-- Input for this task --
--------------------

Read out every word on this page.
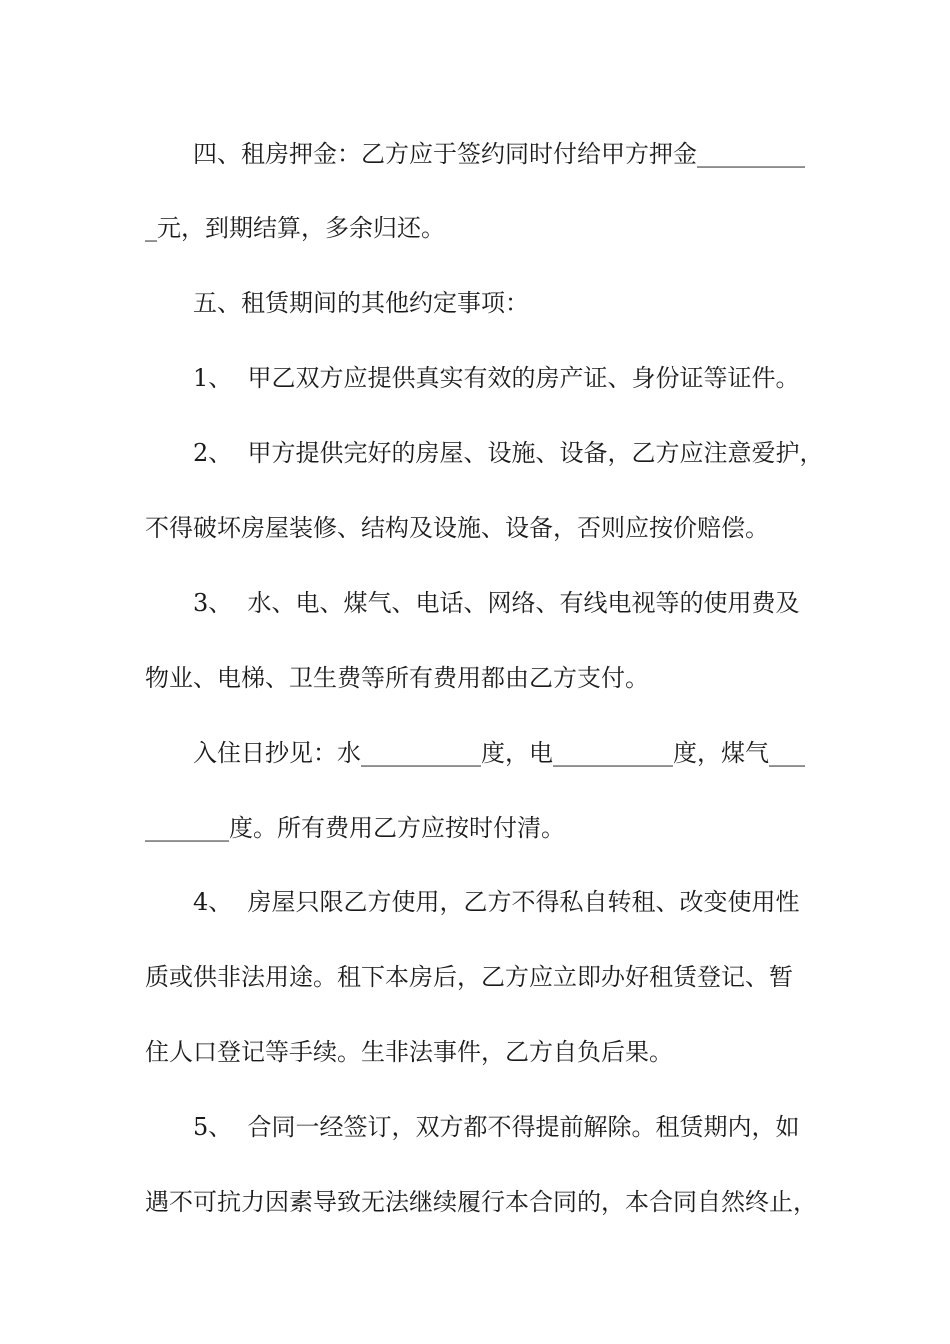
四、租房押金：乙方应于签约同时付给甲方押金_________
_元，到期结算，多余归还。
五、租赁期间的其他约定事项：
1、  甲乙双方应提供真实有效的房产证、身份证等证件。
2、  甲方提供完好的房屋、设施、设备，乙方应注意爱护，
不得破坏房屋装修、结构及设施、设备，否则应按价赔偿。
3、  水、电、煤气、电话、网络、有线电视等的使用费及
物业、电梯、卫生费等所有费用都由乙方支付。
入住日抄见：水__________度，电__________度，煤气___
_______度。所有费用乙方应按时付清。
4、  房屋只限乙方使用，乙方不得私自转租、改变使用性
质或供非法用途。租下本房后，乙方应立即办好租赁登记、暂
住人口登记等手续。生非法事件，乙方自负后果。
5、  合同一经签订，双方都不得提前解除。租赁期内，如
遇不可抗力因素导致无法继续履行本合同的，本合同自然终止，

--------------------

-- Exercise directions --
All of the data above should be transcribed verbatim, with pictures omitted.

-- Response to the task --
Read out every word on this page.
四、租房押金：乙方应于签约同时付给甲方押金_________
_元，到期结算，多余归还。
五、租赁期间的其他约定事项：
1、  甲乙双方应提供真实有效的房产证、身份证等证件。
2、  甲方提供完好的房屋、设施、设备，乙方应注意爱护，
不得破坏房屋装修、结构及设施、设备，否则应按价赔偿。
3、  水、电、煤气、电话、网络、有线电视等的使用费及
物业、电梯、卫生费等所有费用都由乙方支付。
入住日抄见：水__________度，电__________度，煤气___
_______度。所有费用乙方应按时付清。
4、  房屋只限乙方使用，乙方不得私自转租、改变使用性
质或供非法用途。租下本房后，乙方应立即办好租赁登记、暂
住人口登记等手续。生非法事件，乙方自负后果。
5、  合同一经签订，双方都不得提前解除。租赁期内，如
遇不可抗力因素导致无法继续履行本合同的，本合同自然终止，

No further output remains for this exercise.